STATED TASK: Identify all lines in the listing that include the word "Whitney", and copy them out.

[Data entries]
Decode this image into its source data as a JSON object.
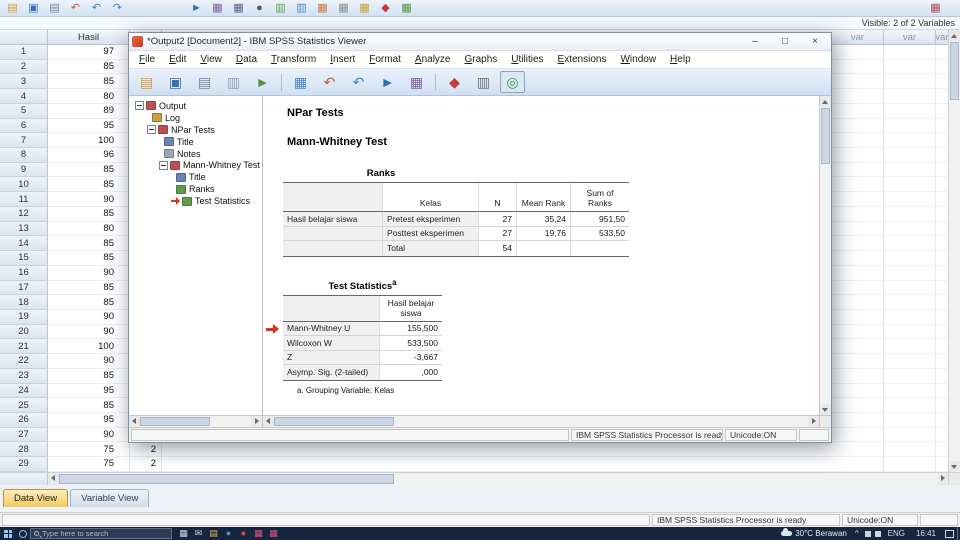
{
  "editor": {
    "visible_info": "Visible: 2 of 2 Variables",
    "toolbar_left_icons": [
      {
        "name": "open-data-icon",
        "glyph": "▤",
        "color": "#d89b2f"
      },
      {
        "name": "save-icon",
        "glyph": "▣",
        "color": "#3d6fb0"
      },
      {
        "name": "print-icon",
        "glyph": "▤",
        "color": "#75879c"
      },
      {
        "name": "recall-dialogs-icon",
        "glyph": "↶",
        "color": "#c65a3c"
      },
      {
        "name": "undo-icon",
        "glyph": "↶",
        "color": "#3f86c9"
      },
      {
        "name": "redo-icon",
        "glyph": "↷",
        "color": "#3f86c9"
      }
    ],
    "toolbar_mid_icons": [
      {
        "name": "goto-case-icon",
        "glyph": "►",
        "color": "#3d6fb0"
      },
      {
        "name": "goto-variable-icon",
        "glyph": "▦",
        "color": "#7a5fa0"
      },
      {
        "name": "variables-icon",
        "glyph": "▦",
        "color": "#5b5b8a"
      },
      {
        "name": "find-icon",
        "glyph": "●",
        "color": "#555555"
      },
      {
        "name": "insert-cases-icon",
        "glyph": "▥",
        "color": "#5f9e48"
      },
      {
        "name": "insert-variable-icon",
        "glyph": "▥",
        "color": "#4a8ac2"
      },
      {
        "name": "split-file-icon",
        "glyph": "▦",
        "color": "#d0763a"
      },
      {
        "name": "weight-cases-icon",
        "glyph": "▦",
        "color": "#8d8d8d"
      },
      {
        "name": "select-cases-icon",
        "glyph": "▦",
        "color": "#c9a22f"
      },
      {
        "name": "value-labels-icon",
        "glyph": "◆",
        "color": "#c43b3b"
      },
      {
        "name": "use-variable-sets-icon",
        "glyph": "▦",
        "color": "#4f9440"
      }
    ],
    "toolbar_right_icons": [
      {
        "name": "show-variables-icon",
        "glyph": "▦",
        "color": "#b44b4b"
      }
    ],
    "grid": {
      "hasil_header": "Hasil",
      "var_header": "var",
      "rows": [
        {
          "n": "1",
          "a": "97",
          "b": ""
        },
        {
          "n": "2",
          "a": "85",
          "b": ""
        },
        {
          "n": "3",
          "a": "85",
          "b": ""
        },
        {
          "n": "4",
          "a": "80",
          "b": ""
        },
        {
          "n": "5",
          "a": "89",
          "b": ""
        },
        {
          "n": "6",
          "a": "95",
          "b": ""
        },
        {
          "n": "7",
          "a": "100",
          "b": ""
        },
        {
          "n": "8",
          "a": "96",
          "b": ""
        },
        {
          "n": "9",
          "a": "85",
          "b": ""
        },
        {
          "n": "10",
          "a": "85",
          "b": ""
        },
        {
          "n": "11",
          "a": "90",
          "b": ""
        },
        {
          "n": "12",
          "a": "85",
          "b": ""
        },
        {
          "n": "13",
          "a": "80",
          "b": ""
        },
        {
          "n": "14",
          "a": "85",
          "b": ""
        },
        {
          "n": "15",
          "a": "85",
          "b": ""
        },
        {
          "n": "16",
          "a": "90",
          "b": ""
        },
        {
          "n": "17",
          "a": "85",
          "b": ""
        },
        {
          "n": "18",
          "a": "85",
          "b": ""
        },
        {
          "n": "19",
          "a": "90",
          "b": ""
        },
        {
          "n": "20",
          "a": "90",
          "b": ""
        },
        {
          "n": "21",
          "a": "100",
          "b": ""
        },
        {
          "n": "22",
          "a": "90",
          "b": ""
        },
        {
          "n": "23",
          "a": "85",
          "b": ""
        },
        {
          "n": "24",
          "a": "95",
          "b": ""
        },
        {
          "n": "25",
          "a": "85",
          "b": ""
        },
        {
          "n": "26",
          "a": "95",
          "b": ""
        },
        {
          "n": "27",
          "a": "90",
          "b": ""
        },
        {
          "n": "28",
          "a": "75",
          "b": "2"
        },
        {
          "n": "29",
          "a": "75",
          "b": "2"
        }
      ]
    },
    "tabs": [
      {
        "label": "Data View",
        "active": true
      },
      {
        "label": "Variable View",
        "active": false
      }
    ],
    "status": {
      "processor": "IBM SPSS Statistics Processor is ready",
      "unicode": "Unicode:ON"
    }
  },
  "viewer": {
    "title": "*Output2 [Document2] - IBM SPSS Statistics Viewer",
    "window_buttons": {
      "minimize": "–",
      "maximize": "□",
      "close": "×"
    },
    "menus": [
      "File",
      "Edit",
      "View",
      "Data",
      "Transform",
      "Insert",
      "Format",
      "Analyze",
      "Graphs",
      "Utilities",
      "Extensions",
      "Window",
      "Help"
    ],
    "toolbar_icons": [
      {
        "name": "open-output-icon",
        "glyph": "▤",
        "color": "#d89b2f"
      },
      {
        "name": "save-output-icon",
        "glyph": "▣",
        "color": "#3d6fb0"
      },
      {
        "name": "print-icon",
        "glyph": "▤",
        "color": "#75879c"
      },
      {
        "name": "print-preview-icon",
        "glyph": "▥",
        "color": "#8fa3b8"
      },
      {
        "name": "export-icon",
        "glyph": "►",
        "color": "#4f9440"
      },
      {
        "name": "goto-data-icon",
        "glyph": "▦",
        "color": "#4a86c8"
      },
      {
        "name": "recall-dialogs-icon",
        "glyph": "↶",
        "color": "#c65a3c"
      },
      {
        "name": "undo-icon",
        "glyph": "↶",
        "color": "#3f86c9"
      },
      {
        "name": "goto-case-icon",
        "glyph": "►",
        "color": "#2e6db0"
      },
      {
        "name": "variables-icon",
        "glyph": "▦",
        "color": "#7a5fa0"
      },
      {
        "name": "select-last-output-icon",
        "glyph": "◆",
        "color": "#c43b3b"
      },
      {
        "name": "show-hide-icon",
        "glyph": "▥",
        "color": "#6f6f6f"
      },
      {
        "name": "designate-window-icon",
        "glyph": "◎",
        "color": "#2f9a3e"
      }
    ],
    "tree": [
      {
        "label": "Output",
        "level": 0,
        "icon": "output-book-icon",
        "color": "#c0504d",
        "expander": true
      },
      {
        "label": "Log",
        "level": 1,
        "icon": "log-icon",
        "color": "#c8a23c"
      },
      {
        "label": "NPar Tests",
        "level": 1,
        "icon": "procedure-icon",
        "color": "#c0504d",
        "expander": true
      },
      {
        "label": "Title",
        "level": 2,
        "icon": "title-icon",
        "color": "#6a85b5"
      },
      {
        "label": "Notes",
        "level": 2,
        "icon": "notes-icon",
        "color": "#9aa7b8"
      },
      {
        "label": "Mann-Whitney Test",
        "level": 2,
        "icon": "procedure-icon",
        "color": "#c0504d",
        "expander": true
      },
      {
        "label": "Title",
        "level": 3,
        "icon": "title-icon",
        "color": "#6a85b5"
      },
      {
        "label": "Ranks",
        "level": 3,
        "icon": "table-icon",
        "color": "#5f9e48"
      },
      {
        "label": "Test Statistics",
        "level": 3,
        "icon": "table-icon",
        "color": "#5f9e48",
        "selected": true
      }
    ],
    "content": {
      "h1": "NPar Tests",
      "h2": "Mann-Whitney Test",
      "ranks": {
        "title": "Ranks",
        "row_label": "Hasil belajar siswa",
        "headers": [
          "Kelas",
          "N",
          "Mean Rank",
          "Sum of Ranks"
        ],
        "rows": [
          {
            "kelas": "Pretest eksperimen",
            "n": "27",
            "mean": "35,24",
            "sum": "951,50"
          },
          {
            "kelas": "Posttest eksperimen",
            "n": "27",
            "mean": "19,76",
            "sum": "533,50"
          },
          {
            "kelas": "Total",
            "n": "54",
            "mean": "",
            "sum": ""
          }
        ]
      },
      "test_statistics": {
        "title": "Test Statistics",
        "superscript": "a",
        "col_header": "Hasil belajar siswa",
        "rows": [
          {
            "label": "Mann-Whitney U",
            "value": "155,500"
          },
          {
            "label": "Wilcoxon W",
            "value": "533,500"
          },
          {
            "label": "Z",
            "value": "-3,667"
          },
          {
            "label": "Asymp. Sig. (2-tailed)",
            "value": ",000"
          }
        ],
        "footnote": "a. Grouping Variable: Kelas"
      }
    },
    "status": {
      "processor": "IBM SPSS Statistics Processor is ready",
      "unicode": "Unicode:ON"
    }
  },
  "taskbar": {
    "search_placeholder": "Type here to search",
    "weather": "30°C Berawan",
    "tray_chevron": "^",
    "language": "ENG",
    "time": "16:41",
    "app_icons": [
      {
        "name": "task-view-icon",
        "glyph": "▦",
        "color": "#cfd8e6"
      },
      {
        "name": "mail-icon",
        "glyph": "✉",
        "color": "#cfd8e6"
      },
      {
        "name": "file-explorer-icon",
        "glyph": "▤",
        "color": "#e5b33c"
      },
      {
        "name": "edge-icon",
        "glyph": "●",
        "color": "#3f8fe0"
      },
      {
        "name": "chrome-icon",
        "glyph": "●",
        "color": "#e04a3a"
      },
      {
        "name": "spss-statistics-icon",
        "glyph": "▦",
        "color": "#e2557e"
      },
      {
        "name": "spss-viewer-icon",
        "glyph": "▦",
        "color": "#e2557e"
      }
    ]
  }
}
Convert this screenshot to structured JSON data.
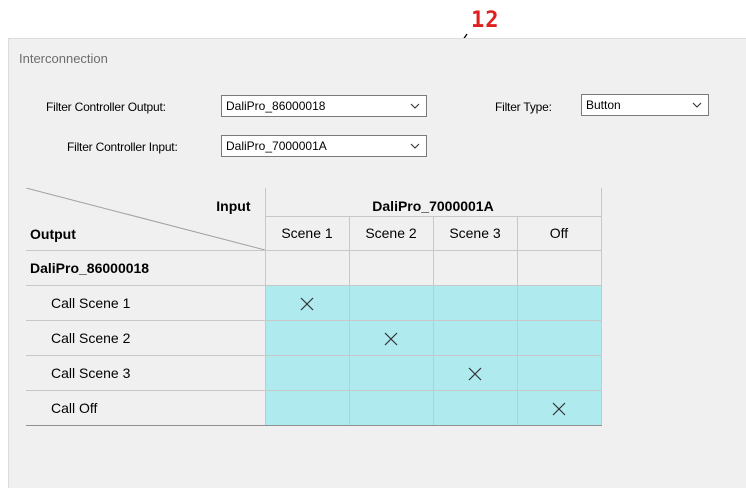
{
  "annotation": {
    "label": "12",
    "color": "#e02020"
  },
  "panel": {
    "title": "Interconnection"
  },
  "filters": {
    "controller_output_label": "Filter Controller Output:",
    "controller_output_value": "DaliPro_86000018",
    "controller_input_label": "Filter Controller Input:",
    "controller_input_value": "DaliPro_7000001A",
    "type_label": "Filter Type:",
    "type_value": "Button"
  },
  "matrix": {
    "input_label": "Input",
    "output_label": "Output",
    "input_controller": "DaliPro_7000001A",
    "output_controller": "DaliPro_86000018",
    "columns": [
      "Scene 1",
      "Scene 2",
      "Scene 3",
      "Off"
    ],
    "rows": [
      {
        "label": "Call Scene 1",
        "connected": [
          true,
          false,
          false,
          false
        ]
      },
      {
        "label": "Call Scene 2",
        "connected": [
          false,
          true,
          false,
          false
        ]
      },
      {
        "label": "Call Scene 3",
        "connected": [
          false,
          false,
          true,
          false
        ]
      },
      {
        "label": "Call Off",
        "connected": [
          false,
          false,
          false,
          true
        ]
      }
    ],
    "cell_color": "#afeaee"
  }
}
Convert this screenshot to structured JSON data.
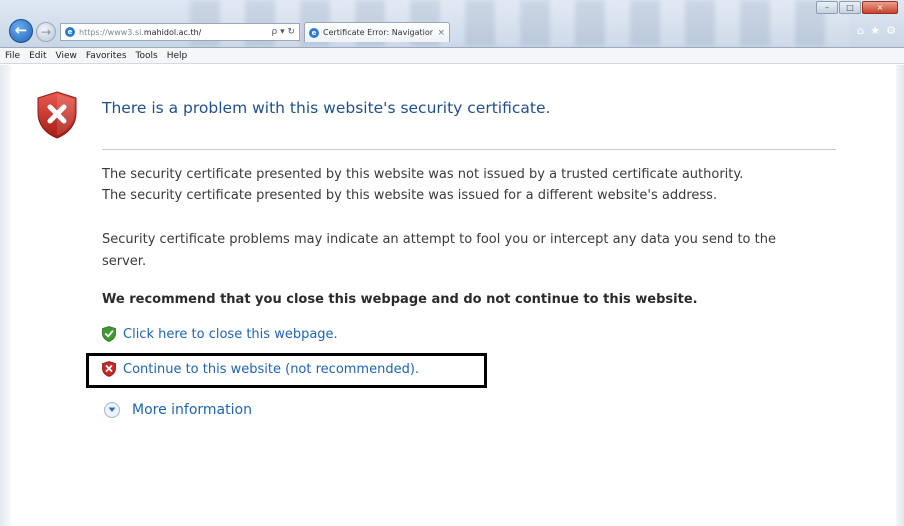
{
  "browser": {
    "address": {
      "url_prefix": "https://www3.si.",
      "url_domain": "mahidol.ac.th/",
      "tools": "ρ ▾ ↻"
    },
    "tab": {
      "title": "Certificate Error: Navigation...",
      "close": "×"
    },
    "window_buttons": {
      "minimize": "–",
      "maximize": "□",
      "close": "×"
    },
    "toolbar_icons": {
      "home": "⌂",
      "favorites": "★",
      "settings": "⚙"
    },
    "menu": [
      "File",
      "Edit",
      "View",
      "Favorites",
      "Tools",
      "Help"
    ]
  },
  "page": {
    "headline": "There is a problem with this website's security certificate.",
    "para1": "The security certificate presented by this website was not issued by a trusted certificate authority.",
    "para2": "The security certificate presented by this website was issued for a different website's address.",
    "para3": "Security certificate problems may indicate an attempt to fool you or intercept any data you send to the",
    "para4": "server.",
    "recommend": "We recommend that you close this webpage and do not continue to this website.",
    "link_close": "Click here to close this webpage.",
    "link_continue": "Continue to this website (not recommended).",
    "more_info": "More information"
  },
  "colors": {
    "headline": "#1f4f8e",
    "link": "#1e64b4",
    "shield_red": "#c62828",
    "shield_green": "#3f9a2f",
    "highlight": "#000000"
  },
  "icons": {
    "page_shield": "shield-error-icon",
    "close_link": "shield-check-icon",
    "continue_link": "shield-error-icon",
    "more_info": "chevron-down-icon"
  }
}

SOLUTION TO THE PROBLEM:
        "label": "Mann-Whitney Test",
      "h2": "Mann-Whitney Test",
            "label": "Mann-Whitney U",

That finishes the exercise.